— Begin —
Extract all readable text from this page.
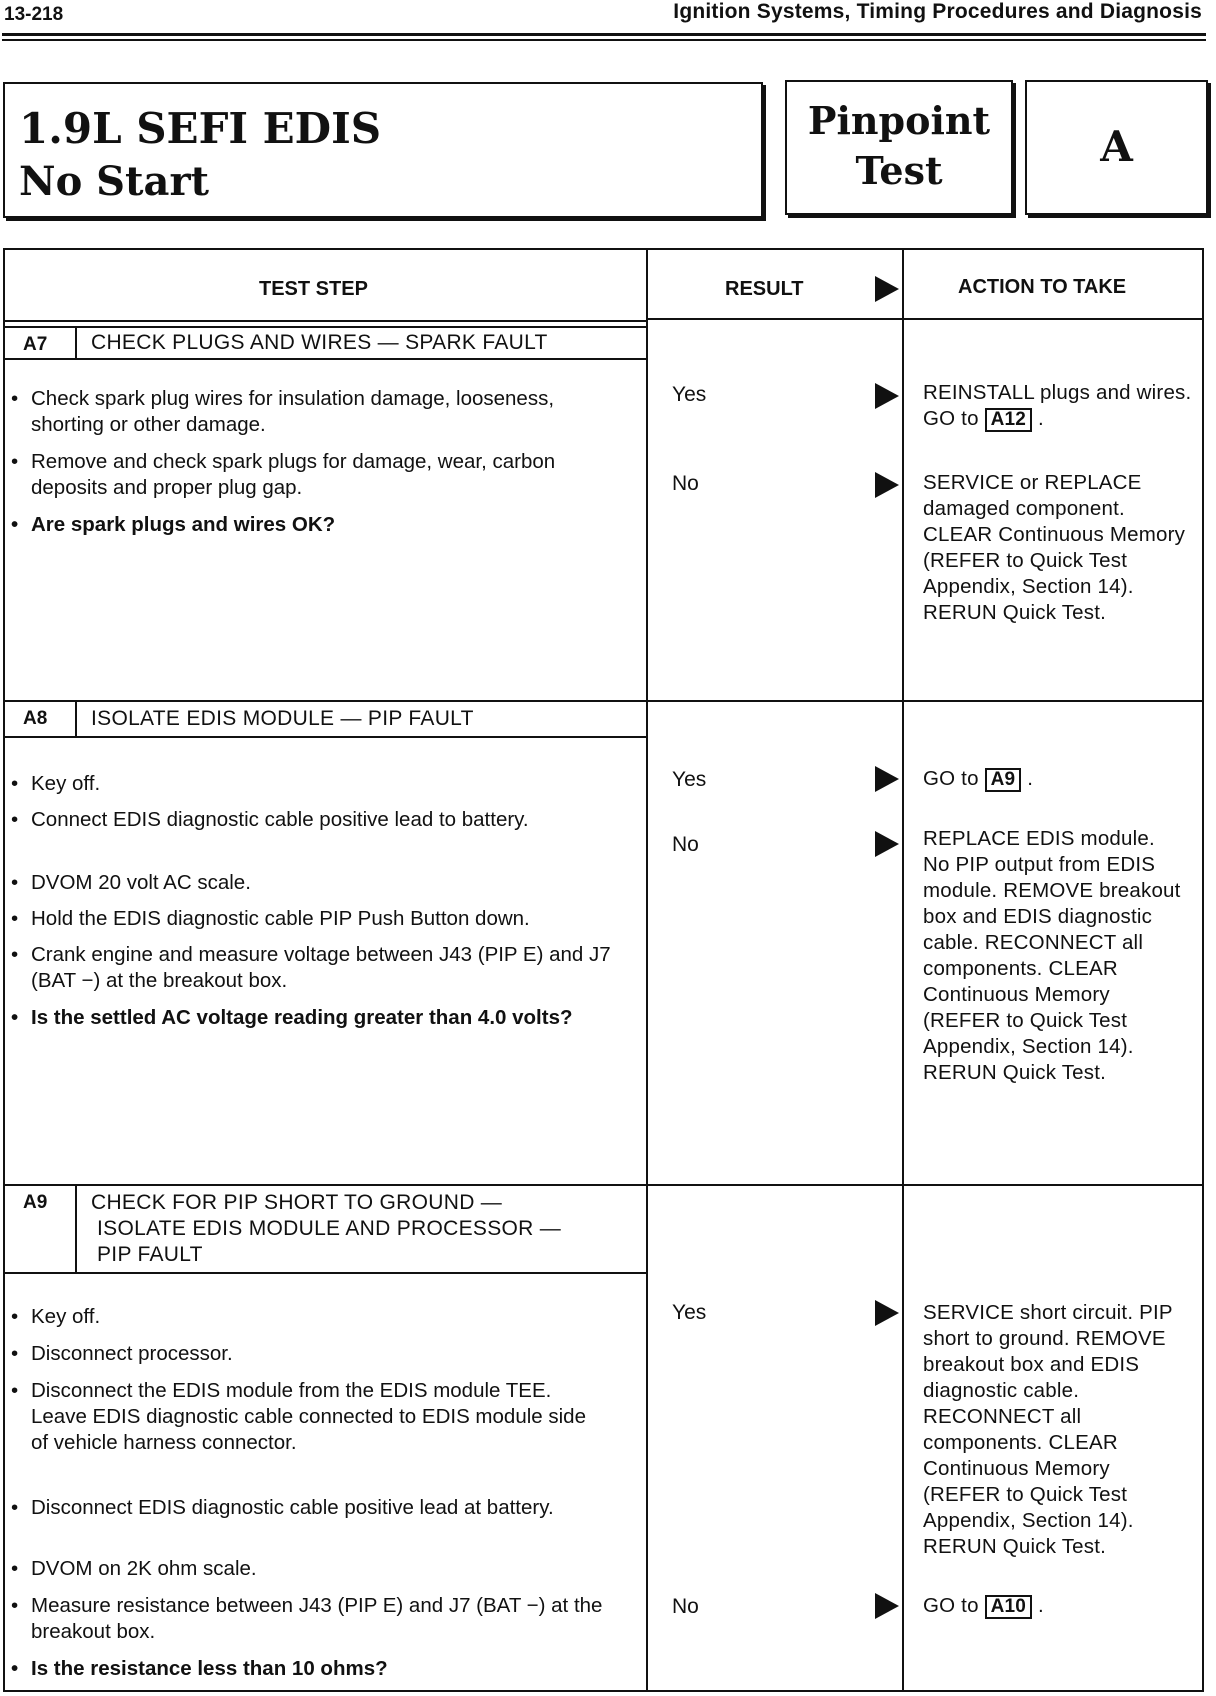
13-218	Ignition Systems, Timing Procedures and Diagnosis
1.9L SEFI EDIS
No Start
Pinpoint
Test	A
TEST STEP	RESULT	ACTION TO TAKE
A7	CHECK PLUGS AND WIRES — SPARK FAULT
• Check spark plug wires for insulation damage, looseness, shorting or other damage.
• Remove and check spark plugs for damage, wear, carbon deposits and proper plug gap.
• Are spark plugs and wires OK?
Yes	REINSTALL plugs and wires. GO to A12 .
No	SERVICE or REPLACE damaged component. CLEAR Continuous Memory (REFER to Quick Test Appendix, Section 14). RERUN Quick Test.
A8	ISOLATE EDIS MODULE — PIP FAULT
• Key off.
• Connect EDIS diagnostic cable positive lead to battery.
• DVOM 20 volt AC scale.
• Hold the EDIS diagnostic cable PIP Push Button down.
• Crank engine and measure voltage between J43 (PIP E) and J7 (BAT −) at the breakout box.
• Is the settled AC voltage reading greater than 4.0 volts?
Yes	GO to A9 .
No	REPLACE EDIS module. No PIP output from EDIS module. REMOVE breakout box and EDIS diagnostic cable. RECONNECT all components. CLEAR Continuous Memory (REFER to Quick Test Appendix, Section 14). RERUN Quick Test.
A9	CHECK FOR PIP SHORT TO GROUND —
ISOLATE EDIS MODULE AND PROCESSOR —
PIP FAULT
• Key off.
• Disconnect processor.
• Disconnect the EDIS module from the EDIS module TEE. Leave EDIS diagnostic cable connected to EDIS module side of vehicle harness connector.
• Disconnect EDIS diagnostic cable positive lead at battery.
• DVOM on 2K ohm scale.
• Measure resistance between J43 (PIP E) and J7 (BAT −) at the breakout box.
• Is the resistance less than 10 ohms?
Yes	SERVICE short circuit. PIP short to ground. REMOVE breakout box and EDIS diagnostic cable. RECONNECT all components. CLEAR Continuous Memory (REFER to Quick Test Appendix, Section 14). RERUN Quick Test.
No	GO to A10 .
— End —
• TASK OBJECTIVE:
Reproduce the records above exactly, leaving out every picture they contain.

• FINAL ANSWER:
Extract all readable text from this page.
13-218	Ignition Systems, Timing Procedures and Diagnosis
1.9L SEFI EDIS
No Start
Pinpoint
Test	A
TEST STEP	RESULT	ACTION TO TAKE
A7	CHECK PLUGS AND WIRES — SPARK FAULT
• Check spark plug wires for insulation damage, looseness, shorting or other damage.
• Remove and check spark plugs for damage, wear, carbon deposits and proper plug gap.
• Are spark plugs and wires OK?
Yes	REINSTALL plugs and wires. GO to A12 .
No	SERVICE or REPLACE damaged component. CLEAR Continuous Memory (REFER to Quick Test Appendix, Section 14). RERUN Quick Test.
A8	ISOLATE EDIS MODULE — PIP FAULT
• Key off.
• Connect EDIS diagnostic cable positive lead to battery.
• DVOM 20 volt AC scale.
• Hold the EDIS diagnostic cable PIP Push Button down.
• Crank engine and measure voltage between J43 (PIP E) and J7 (BAT −) at the breakout box.
• Is the settled AC voltage reading greater than 4.0 volts?
Yes	GO to A9 .
No	REPLACE EDIS module. No PIP output from EDIS module. REMOVE breakout box and EDIS diagnostic cable. RECONNECT all components. CLEAR Continuous Memory (REFER to Quick Test Appendix, Section 14). RERUN Quick Test.
A9	CHECK FOR PIP SHORT TO GROUND —
ISOLATE EDIS MODULE AND PROCESSOR —
PIP FAULT
• Key off.
• Disconnect processor.
• Disconnect the EDIS module from the EDIS module TEE. Leave EDIS diagnostic cable connected to EDIS module side of vehicle harness connector.
• Disconnect EDIS diagnostic cable positive lead at battery.
• DVOM on 2K ohm scale.
• Measure resistance between J43 (PIP E) and J7 (BAT −) at the breakout box.
• Is the resistance less than 10 ohms?
Yes	SERVICE short circuit. PIP short to ground. REMOVE breakout box and EDIS diagnostic cable. RECONNECT all components. CLEAR Continuous Memory (REFER to Quick Test Appendix, Section 14). RERUN Quick Test.
No	GO to A10 .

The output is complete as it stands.